(Given request): Please set down all the lines beneath this one exactly, without the pictures.

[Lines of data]
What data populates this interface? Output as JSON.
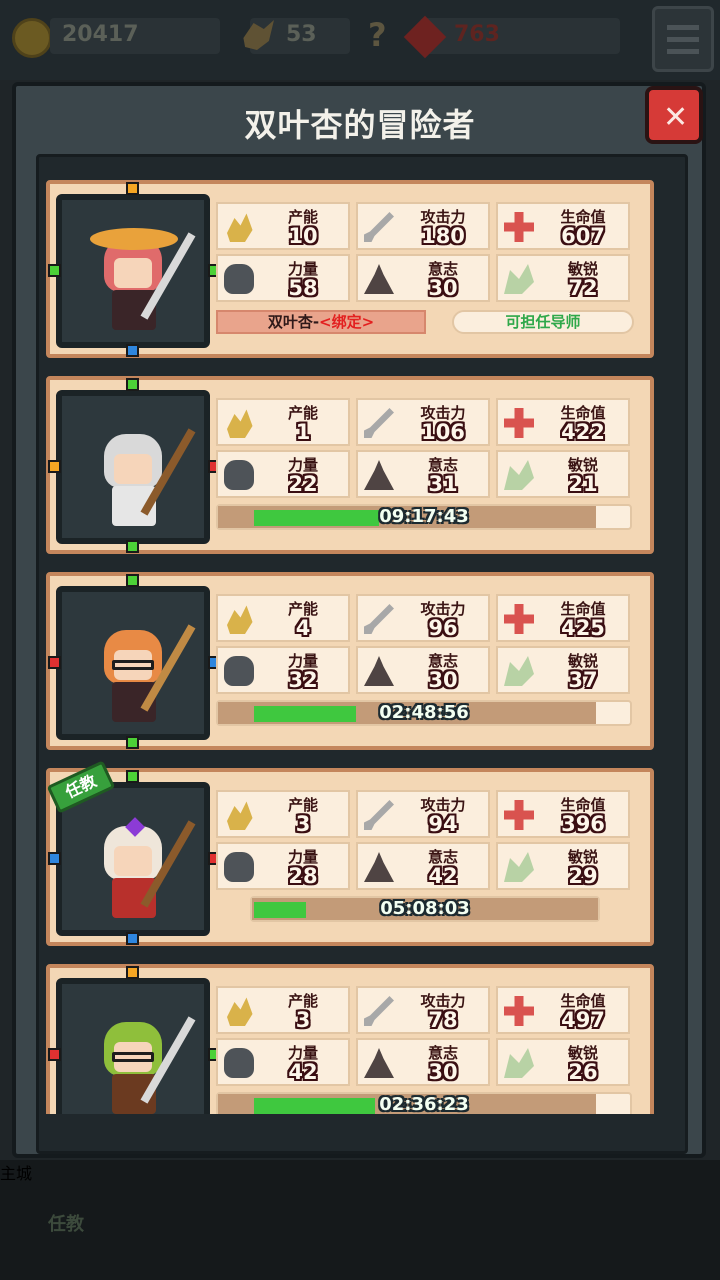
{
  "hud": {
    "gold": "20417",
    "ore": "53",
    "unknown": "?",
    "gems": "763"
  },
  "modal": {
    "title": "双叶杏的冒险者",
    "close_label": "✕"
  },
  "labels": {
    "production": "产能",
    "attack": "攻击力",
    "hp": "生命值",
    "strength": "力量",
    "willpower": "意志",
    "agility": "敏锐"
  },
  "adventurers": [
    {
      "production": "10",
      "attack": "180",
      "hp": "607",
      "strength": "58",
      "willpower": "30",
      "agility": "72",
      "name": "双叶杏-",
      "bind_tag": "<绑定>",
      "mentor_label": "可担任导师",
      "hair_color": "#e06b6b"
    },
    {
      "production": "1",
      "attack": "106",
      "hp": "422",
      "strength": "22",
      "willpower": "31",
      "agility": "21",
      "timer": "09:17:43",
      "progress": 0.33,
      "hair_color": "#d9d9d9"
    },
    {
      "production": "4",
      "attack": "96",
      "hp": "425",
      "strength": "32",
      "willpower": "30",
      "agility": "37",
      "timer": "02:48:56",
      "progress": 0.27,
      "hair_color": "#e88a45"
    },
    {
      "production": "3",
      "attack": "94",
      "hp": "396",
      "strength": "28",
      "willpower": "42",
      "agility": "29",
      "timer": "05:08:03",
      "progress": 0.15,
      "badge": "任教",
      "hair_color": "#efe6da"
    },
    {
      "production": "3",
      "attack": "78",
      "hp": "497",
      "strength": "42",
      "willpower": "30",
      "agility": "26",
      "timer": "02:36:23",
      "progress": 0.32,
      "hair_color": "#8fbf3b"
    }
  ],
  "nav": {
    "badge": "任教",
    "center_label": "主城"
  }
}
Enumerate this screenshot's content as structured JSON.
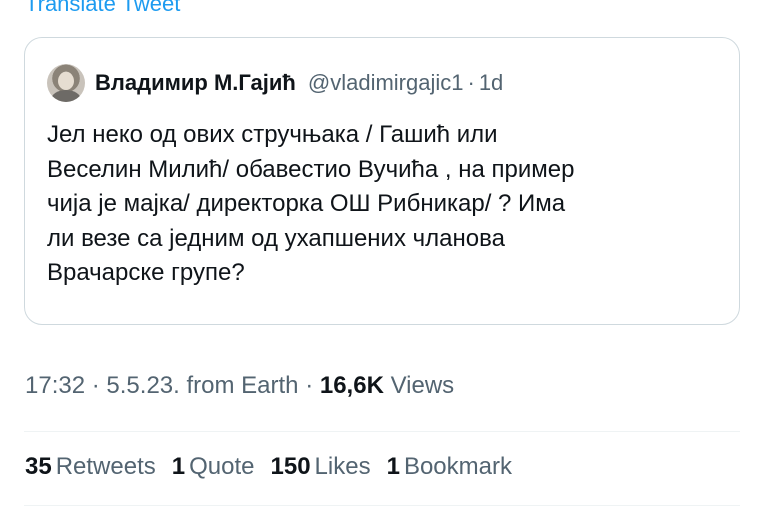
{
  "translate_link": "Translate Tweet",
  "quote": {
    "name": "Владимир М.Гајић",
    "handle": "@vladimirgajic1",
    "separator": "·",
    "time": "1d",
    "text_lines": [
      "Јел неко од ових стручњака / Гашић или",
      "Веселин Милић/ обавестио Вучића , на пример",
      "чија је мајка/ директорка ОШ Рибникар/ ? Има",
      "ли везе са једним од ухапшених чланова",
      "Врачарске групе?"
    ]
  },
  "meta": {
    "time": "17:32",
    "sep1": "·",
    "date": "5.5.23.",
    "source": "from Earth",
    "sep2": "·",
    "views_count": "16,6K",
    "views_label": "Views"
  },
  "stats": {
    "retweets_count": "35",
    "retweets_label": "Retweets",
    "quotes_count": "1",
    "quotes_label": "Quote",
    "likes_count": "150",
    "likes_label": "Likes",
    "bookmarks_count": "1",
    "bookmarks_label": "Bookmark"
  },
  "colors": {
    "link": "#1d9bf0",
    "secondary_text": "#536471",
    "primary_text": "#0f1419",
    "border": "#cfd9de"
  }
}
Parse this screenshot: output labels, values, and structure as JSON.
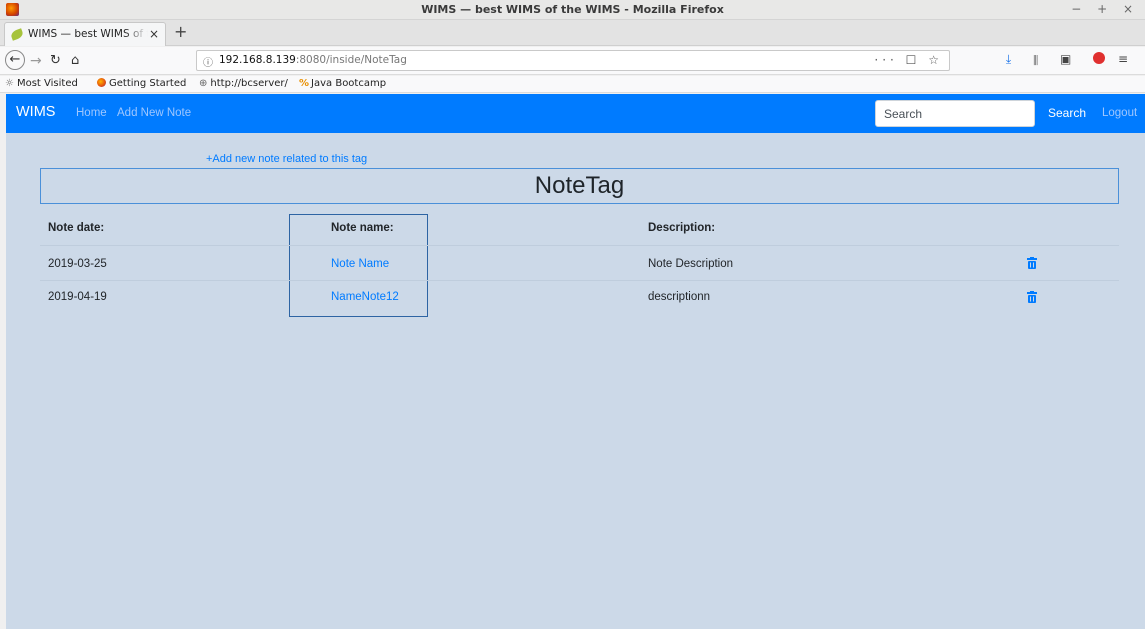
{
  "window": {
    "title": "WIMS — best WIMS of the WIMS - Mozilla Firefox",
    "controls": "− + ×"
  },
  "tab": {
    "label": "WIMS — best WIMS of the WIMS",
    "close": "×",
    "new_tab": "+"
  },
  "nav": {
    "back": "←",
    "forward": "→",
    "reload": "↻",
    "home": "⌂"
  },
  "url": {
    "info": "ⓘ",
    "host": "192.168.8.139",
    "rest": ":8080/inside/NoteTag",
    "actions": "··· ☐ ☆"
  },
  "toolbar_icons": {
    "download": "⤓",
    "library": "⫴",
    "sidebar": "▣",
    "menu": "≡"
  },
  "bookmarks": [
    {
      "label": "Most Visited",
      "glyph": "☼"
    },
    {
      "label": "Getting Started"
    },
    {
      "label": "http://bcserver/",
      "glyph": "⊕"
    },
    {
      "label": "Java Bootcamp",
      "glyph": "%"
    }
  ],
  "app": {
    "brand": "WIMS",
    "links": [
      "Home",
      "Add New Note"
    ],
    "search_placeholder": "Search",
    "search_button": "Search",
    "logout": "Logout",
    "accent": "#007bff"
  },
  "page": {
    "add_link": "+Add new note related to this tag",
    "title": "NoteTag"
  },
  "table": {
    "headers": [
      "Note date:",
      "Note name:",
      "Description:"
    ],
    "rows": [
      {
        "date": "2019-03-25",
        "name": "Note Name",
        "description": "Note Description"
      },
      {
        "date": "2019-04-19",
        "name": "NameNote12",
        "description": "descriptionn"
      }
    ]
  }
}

(The completed task):
What data populates this interface? Output as JSON.
{
  "hud": {
    "gold": "20417",
    "ore": "53",
    "unknown": "?",
    "gems": "763"
  },
  "modal": {
    "title": "双叶杏的冒险者",
    "close_label": "✕"
  },
  "labels": {
    "production": "产能",
    "attack": "攻击力",
    "hp": "生命值",
    "strength": "力量",
    "willpower": "意志",
    "agility": "敏锐"
  },
  "adventurers": [
    {
      "production": "10",
      "attack": "180",
      "hp": "607",
      "strength": "58",
      "willpower": "30",
      "agility": "72",
      "name": "双叶杏-",
      "bind_tag": "<绑定>",
      "mentor_label": "可担任导师",
      "hair_color": "#e06b6b"
    },
    {
      "production": "1",
      "attack": "106",
      "hp": "422",
      "strength": "22",
      "willpower": "31",
      "agility": "21",
      "timer": "09:17:43",
      "progress": 0.33,
      "hair_color": "#d9d9d9"
    },
    {
      "production": "4",
      "attack": "96",
      "hp": "425",
      "strength": "32",
      "willpower": "30",
      "agility": "37",
      "timer": "02:48:56",
      "progress": 0.27,
      "hair_color": "#e88a45"
    },
    {
      "production": "3",
      "attack": "94",
      "hp": "396",
      "strength": "28",
      "willpower": "42",
      "agility": "29",
      "timer": "05:08:03",
      "progress": 0.15,
      "badge": "任教",
      "hair_color": "#efe6da"
    },
    {
      "production": "3",
      "attack": "78",
      "hp": "497",
      "strength": "42",
      "willpower": "30",
      "agility": "26",
      "timer": "02:36:23",
      "progress": 0.32,
      "hair_color": "#8fbf3b"
    }
  ],
  "nav": {
    "badge": "任教",
    "center_label": "主城"
  }
}
Enumerate this screenshot's content as structured JSON.
{
  "translate_link": "Translate Tweet",
  "quote": {
    "name": "Владимир М.Гајић",
    "handle": "@vladimirgajic1",
    "separator": "·",
    "time": "1d",
    "text_lines": [
      "Јел неко од ових стручњака / Гашић или",
      "Веселин Милић/ обавестио Вучића , на пример",
      "чија је мајка/ директорка ОШ Рибникар/ ? Има",
      "ли везе са једним од ухапшених чланова",
      "Врачарске групе?"
    ]
  },
  "meta": {
    "time": "17:32",
    "sep1": "·",
    "date": "5.5.23.",
    "source": "from Earth",
    "sep2": "·",
    "views_count": "16,6K",
    "views_label": "Views"
  },
  "stats": {
    "retweets_count": "35",
    "retweets_label": "Retweets",
    "quotes_count": "1",
    "quotes_label": "Quote",
    "likes_count": "150",
    "likes_label": "Likes",
    "bookmarks_count": "1",
    "bookmarks_label": "Bookmark"
  },
  "colors": {
    "link": "#1d9bf0",
    "secondary_text": "#536471",
    "primary_text": "#0f1419",
    "border": "#cfd9de"
  }
}
Parse this screenshot: output labels, values, and structure as JSON.
{
  "window": {
    "title": "WIMS — best WIMS of the WIMS - Mozilla Firefox",
    "controls": "− + ×"
  },
  "tab": {
    "label": "WIMS — best WIMS of the WIMS",
    "close": "×",
    "new_tab": "+"
  },
  "nav": {
    "back": "←",
    "forward": "→",
    "reload": "↻",
    "home": "⌂"
  },
  "url": {
    "info": "ⓘ",
    "host": "192.168.8.139",
    "rest": ":8080/inside/NoteTag",
    "actions": "··· ☐ ☆"
  },
  "toolbar_icons": {
    "download": "⤓",
    "library": "⫴",
    "sidebar": "▣",
    "menu": "≡"
  },
  "bookmarks": [
    {
      "label": "Most Visited",
      "glyph": "☼"
    },
    {
      "label": "Getting Started"
    },
    {
      "label": "http://bcserver/",
      "glyph": "⊕"
    },
    {
      "label": "Java Bootcamp",
      "glyph": "%"
    }
  ],
  "app": {
    "brand": "WIMS",
    "links": [
      "Home",
      "Add New Note"
    ],
    "search_placeholder": "Search",
    "search_button": "Search",
    "logout": "Logout",
    "accent": "#007bff"
  },
  "page": {
    "add_link": "+Add new note related to this tag",
    "title": "NoteTag"
  },
  "table": {
    "headers": [
      "Note date:",
      "Note name:",
      "Description:"
    ],
    "rows": [
      {
        "date": "2019-03-25",
        "name": "Note Name",
        "description": "Note Description"
      },
      {
        "date": "2019-04-19",
        "name": "NameNote12",
        "description": "descriptionn"
      }
    ]
  }
}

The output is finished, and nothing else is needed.